### Goal:
Count how many lines of the records below contain the string "diverging", treating uppercase and lowercase as different. Give only the number.

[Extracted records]
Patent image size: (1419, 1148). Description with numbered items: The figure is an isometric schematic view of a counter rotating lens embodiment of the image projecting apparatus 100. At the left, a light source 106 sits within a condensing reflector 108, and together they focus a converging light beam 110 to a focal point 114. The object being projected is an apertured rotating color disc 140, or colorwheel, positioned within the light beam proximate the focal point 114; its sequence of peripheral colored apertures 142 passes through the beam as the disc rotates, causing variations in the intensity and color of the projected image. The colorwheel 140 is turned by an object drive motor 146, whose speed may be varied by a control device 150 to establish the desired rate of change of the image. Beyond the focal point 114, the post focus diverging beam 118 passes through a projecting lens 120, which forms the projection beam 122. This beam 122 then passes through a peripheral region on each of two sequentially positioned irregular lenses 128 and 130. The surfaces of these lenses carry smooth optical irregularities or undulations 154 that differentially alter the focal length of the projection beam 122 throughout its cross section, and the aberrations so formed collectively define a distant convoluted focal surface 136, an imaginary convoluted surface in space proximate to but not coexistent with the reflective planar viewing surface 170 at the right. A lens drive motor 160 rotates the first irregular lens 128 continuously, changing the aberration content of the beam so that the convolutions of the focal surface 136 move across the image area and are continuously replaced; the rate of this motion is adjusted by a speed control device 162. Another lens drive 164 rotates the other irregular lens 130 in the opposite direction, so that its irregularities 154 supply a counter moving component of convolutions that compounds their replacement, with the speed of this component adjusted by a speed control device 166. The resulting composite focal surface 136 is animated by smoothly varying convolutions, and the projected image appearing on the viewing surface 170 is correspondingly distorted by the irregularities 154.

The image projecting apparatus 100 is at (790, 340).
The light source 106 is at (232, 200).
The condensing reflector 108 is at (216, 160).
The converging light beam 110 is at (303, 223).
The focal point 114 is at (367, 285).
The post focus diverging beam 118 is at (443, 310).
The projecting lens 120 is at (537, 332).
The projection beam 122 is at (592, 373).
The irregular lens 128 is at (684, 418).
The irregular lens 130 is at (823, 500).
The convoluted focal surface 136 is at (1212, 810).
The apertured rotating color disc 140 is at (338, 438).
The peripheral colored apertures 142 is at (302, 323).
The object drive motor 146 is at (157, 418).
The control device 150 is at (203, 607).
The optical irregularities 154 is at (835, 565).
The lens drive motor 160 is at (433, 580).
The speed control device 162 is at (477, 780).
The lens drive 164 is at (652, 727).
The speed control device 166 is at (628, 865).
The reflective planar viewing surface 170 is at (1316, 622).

### Task solution:
2